→ Stored entries:
○ ○ ○ ○ ○

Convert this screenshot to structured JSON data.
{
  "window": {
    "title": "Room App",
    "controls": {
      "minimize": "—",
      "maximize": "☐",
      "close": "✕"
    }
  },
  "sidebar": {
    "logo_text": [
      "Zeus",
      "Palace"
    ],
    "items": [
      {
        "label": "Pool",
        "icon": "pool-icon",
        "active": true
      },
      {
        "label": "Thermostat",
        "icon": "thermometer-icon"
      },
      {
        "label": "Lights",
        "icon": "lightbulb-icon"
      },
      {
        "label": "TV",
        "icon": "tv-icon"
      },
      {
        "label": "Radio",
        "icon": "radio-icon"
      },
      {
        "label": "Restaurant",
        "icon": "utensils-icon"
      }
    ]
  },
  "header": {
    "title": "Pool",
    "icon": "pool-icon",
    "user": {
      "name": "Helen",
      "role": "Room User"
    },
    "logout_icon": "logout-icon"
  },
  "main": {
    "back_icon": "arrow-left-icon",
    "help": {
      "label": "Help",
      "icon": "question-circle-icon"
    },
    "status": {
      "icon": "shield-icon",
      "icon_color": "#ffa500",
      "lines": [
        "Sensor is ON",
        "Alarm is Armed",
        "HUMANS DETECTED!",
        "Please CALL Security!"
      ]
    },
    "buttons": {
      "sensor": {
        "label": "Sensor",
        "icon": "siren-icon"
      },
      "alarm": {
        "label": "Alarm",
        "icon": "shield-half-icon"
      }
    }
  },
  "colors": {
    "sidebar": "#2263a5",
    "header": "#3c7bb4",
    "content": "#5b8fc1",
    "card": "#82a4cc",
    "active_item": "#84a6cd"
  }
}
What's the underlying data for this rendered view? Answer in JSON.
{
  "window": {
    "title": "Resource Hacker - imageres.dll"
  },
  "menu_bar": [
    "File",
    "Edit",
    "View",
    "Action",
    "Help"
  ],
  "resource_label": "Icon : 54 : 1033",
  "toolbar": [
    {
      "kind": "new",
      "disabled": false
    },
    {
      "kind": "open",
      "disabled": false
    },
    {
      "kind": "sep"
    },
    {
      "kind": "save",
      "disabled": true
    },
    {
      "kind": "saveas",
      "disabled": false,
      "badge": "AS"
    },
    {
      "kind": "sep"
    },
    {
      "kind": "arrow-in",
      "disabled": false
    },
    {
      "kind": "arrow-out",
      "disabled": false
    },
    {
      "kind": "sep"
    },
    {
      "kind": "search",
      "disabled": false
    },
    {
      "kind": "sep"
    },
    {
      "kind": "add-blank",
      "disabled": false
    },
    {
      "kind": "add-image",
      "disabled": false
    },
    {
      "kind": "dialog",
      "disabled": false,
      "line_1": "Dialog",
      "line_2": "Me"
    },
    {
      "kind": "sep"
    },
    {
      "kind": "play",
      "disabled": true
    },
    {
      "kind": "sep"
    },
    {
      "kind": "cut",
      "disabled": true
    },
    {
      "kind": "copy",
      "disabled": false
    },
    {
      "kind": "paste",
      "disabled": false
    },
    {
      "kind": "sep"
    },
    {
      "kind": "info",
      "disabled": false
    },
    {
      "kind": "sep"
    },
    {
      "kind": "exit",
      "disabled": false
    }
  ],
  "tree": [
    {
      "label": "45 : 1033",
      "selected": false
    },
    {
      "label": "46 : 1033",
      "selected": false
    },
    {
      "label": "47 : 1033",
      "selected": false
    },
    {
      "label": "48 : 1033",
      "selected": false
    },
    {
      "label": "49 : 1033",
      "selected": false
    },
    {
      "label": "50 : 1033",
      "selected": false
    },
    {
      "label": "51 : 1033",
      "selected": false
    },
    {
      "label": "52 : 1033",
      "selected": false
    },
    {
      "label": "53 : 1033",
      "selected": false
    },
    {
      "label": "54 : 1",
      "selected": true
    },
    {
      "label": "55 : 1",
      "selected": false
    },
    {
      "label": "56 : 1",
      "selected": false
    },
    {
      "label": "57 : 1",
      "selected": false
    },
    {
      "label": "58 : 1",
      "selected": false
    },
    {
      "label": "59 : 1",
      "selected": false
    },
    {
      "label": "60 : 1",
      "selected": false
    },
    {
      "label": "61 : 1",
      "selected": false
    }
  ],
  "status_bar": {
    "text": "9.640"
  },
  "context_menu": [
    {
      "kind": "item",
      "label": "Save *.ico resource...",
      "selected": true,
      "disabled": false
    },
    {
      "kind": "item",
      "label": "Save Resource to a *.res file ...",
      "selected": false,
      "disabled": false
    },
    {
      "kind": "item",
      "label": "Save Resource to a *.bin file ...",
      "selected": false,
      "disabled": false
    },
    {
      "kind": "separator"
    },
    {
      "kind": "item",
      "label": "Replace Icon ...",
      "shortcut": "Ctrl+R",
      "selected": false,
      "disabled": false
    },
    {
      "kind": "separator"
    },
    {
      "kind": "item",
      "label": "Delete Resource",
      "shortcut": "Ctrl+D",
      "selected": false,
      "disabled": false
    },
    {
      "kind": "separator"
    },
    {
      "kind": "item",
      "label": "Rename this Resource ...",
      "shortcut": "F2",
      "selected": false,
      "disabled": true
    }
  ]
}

○ ○ ○ ○ ○

→ Task instructions:
Give all the entries again exactly; leave none out.

→ Answer for this exercise:
Convert this screenshot to structured JSON data.
{
  "window": {
    "title": "Room App",
    "controls": {
      "minimize": "—",
      "maximize": "☐",
      "close": "✕"
    }
  },
  "sidebar": {
    "logo_text": [
      "Zeus",
      "Palace"
    ],
    "items": [
      {
        "label": "Pool",
        "icon": "pool-icon",
        "active": true
      },
      {
        "label": "Thermostat",
        "icon": "thermometer-icon"
      },
      {
        "label": "Lights",
        "icon": "lightbulb-icon"
      },
      {
        "label": "TV",
        "icon": "tv-icon"
      },
      {
        "label": "Radio",
        "icon": "radio-icon"
      },
      {
        "label": "Restaurant",
        "icon": "utensils-icon"
      }
    ]
  },
  "header": {
    "title": "Pool",
    "icon": "pool-icon",
    "user": {
      "name": "Helen",
      "role": "Room User"
    },
    "logout_icon": "logout-icon"
  },
  "main": {
    "back_icon": "arrow-left-icon",
    "help": {
      "label": "Help",
      "icon": "question-circle-icon"
    },
    "status": {
      "icon": "shield-icon",
      "icon_color": "#ffa500",
      "lines": [
        "Sensor is ON",
        "Alarm is Armed",
        "HUMANS DETECTED!",
        "Please CALL Security!"
      ]
    },
    "buttons": {
      "sensor": {
        "label": "Sensor",
        "icon": "siren-icon"
      },
      "alarm": {
        "label": "Alarm",
        "icon": "shield-half-icon"
      }
    }
  },
  "colors": {
    "sidebar": "#2263a5",
    "header": "#3c7bb4",
    "content": "#5b8fc1",
    "card": "#82a4cc",
    "active_item": "#84a6cd"
  }
}
What's the underlying data for this rendered view? Answer in JSON.
{
  "window": {
    "title": "Resource Hacker - imageres.dll"
  },
  "menu_bar": [
    "File",
    "Edit",
    "View",
    "Action",
    "Help"
  ],
  "resource_label": "Icon : 54 : 1033",
  "toolbar": [
    {
      "kind": "new",
      "disabled": false
    },
    {
      "kind": "open",
      "disabled": false
    },
    {
      "kind": "sep"
    },
    {
      "kind": "save",
      "disabled": true
    },
    {
      "kind": "saveas",
      "disabled": false,
      "badge": "AS"
    },
    {
      "kind": "sep"
    },
    {
      "kind": "arrow-in",
      "disabled": false
    },
    {
      "kind": "arrow-out",
      "disabled": false
    },
    {
      "kind": "sep"
    },
    {
      "kind": "search",
      "disabled": false
    },
    {
      "kind": "sep"
    },
    {
      "kind": "add-blank",
      "disabled": false
    },
    {
      "kind": "add-image",
      "disabled": false
    },
    {
      "kind": "dialog",
      "disabled": false,
      "line_1": "Dialog",
      "line_2": "Me"
    },
    {
      "kind": "sep"
    },
    {
      "kind": "play",
      "disabled": true
    },
    {
      "kind": "sep"
    },
    {
      "kind": "cut",
      "disabled": true
    },
    {
      "kind": "copy",
      "disabled": false
    },
    {
      "kind": "paste",
      "disabled": false
    },
    {
      "kind": "sep"
    },
    {
      "kind": "info",
      "disabled": false
    },
    {
      "kind": "sep"
    },
    {
      "kind": "exit",
      "disabled": false
    }
  ],
  "tree": [
    {
      "label": "45 : 1033",
      "selected": false
    },
    {
      "label": "46 : 1033",
      "selected": false
    },
    {
      "label": "47 : 1033",
      "selected": false
    },
    {
      "label": "48 : 1033",
      "selected": false
    },
    {
      "label": "49 : 1033",
      "selected": false
    },
    {
      "label": "50 : 1033",
      "selected": false
    },
    {
      "label": "51 : 1033",
      "selected": false
    },
    {
      "label": "52 : 1033",
      "selected": false
    },
    {
      "label": "53 : 1033",
      "selected": false
    },
    {
      "label": "54 : 1",
      "selected": true
    },
    {
      "label": "55 : 1",
      "selected": false
    },
    {
      "label": "56 : 1",
      "selected": false
    },
    {
      "label": "57 : 1",
      "selected": false
    },
    {
      "label": "58 : 1",
      "selected": false
    },
    {
      "label": "59 : 1",
      "selected": false
    },
    {
      "label": "60 : 1",
      "selected": false
    },
    {
      "label": "61 : 1",
      "selected": false
    }
  ],
  "status_bar": {
    "text": "9.640"
  },
  "context_menu": [
    {
      "kind": "item",
      "label": "Save *.ico resource...",
      "selected": true,
      "disabled": false
    },
    {
      "kind": "item",
      "label": "Save Resource to a *.res file ...",
      "selected": false,
      "disabled": false
    },
    {
      "kind": "item",
      "label": "Save Resource to a *.bin file ...",
      "selected": false,
      "disabled": false
    },
    {
      "kind": "separator"
    },
    {
      "kind": "item",
      "label": "Replace Icon ...",
      "shortcut": "Ctrl+R",
      "selected": false,
      "disabled": false
    },
    {
      "kind": "separator"
    },
    {
      "kind": "item",
      "label": "Delete Resource",
      "shortcut": "Ctrl+D",
      "selected": false,
      "disabled": false
    },
    {
      "kind": "separator"
    },
    {
      "kind": "item",
      "label": "Rename this Resource ...",
      "shortcut": "F2",
      "selected": false,
      "disabled": true
    }
  ]
}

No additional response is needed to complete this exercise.